A TAREFA »
Responda a estas perguntas com base no texto sobre Petra Costa:
(a) Quantas horas de filmagem foram reunidas em duas horas de filme?
(b) Qual foi o primeiro filme de Petra Costa e em que ano saiu?
(c) Quantos prêmios ELENA ganhou no Festival de Brasília?

TEXTO FORNECIDO »
Em que pesem as baixarias que se têm visto nas redes sociais e em comentários de reportagens, Petra considera ter havido uma surpreendente recepção, inclusive em bolhas direitistas, vinda não apenas da crítica especializada, mas do público que se diz identificado com o enredo. “Os elogios e a comoção com o filme têm me surpreendido. Você entra no Twitter e tem quase um comentário por minuto, e a maioria tem sido muito positivo. Então, para mim está leve, e estou bastante agradecida com esse processo de lançamento.”
Por trás da qualidade cinematográfica – um grande trabalho de equipe – está o poder de edição e de síntese em reunir em duas horas mais de três anos de filmagens, 5 mil horas. Sem contar as imagens de arquivos, e a capacidade de interpretação desse passar dos anos, pouco vista na boca dos melhores cientistas políticos.
Prêmios
Aos 36 anos, Petra Costa está em seu quarto filme. O primeiro, Olhos de Ressaca (2009), é um curta inspirado na história dos avós maternos recebido com uma dezena de prêmios, entre eles o de melhor curta-metragem nos festivais do Rio e de Gramado. Com ELENA (2012, batizado assim mesmo, em maiúsculas), inspirado em suas próprias memórias da relação com a irmã 13 anos mais velha, que se suicidou aos 20, Petra ganhou o mundo. Foram 17 prêmios, oito deles no exterior, cinco no Festival de Brasília (melhor documentário, direção, montagem, arte e júri popular). Com O Olmo e a Gaivota (2014), também documentário, foram outros sete prêmios – o filme é co-assinado com a dinamarquesa Lea Glob, e conta, por meio de uma estrutura de ficção, a história de um casal de atores do Teatro de Soleil, de Paris, ao se virem à espera de um filho.

DADOS DE ORIGEM »
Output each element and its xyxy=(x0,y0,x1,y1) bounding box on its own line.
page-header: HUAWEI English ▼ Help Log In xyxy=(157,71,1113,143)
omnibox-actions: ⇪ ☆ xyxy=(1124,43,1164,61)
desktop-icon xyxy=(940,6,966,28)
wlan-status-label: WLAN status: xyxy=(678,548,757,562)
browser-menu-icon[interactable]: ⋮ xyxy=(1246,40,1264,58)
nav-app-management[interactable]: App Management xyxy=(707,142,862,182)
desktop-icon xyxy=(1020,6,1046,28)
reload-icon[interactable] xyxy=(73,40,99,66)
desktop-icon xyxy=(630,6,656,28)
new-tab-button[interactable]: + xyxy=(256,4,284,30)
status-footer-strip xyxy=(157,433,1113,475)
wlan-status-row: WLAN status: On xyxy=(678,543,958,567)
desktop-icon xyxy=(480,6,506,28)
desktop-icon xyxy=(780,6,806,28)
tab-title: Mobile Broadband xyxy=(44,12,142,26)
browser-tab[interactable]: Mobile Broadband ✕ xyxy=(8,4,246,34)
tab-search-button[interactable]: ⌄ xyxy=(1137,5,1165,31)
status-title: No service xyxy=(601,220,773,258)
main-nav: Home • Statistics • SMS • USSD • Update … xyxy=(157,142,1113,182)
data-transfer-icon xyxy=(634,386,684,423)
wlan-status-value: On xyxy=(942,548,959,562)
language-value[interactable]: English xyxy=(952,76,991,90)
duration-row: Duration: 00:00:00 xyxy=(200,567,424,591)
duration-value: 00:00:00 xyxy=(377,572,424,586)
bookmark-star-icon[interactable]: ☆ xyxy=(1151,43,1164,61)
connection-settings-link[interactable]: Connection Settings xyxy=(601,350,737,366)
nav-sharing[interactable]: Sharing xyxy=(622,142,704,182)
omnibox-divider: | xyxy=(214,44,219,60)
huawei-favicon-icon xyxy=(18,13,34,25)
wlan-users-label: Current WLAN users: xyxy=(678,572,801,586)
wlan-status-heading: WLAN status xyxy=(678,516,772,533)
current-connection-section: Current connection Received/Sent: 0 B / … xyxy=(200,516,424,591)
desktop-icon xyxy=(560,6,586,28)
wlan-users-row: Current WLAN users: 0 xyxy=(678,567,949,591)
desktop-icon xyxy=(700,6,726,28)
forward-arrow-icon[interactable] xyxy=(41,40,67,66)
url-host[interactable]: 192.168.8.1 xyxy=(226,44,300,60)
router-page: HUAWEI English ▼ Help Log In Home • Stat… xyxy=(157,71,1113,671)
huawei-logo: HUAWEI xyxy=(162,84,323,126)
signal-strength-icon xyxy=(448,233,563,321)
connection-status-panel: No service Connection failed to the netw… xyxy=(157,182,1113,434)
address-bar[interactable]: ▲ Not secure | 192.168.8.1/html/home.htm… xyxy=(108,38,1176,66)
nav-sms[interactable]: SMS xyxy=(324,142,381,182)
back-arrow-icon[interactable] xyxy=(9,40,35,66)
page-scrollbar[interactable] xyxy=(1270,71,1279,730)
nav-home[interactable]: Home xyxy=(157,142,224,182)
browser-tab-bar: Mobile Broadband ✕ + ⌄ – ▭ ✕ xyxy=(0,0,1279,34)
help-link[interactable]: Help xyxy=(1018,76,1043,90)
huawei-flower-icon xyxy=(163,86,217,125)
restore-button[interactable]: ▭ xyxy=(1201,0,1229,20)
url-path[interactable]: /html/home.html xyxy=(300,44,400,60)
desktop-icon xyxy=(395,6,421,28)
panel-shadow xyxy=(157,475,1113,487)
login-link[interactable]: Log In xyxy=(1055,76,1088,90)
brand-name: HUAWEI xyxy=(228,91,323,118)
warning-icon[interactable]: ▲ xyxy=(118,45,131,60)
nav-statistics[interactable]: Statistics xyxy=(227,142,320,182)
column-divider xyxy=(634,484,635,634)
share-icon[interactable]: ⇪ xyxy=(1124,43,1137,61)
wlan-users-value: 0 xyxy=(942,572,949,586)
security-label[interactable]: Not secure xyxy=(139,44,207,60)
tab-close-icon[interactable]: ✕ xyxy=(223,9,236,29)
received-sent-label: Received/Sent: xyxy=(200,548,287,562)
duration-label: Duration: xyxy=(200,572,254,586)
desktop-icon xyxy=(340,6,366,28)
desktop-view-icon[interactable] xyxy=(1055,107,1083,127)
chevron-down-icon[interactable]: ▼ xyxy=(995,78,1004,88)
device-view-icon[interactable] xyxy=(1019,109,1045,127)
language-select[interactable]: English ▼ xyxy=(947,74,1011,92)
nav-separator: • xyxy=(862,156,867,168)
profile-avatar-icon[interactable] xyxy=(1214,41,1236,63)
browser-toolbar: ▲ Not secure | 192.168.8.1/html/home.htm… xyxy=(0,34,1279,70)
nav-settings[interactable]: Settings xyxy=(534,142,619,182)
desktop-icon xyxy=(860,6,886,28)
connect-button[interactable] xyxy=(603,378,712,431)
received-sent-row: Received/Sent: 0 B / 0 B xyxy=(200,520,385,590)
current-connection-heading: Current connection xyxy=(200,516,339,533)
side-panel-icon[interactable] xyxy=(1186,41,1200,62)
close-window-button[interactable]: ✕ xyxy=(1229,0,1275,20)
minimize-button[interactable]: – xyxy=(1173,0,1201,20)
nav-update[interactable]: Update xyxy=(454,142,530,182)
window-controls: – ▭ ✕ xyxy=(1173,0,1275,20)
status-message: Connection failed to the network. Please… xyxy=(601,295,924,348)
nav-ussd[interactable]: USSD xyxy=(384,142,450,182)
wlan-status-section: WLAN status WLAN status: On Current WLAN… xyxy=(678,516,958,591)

RESPOSTA »
(a) 5 mil horas, de mais de três anos de filmagens.
(b) Olhos de Ressaca, de 2009.
(c) Cinco: melhor documentário, direção, montagem, arte e júri popular.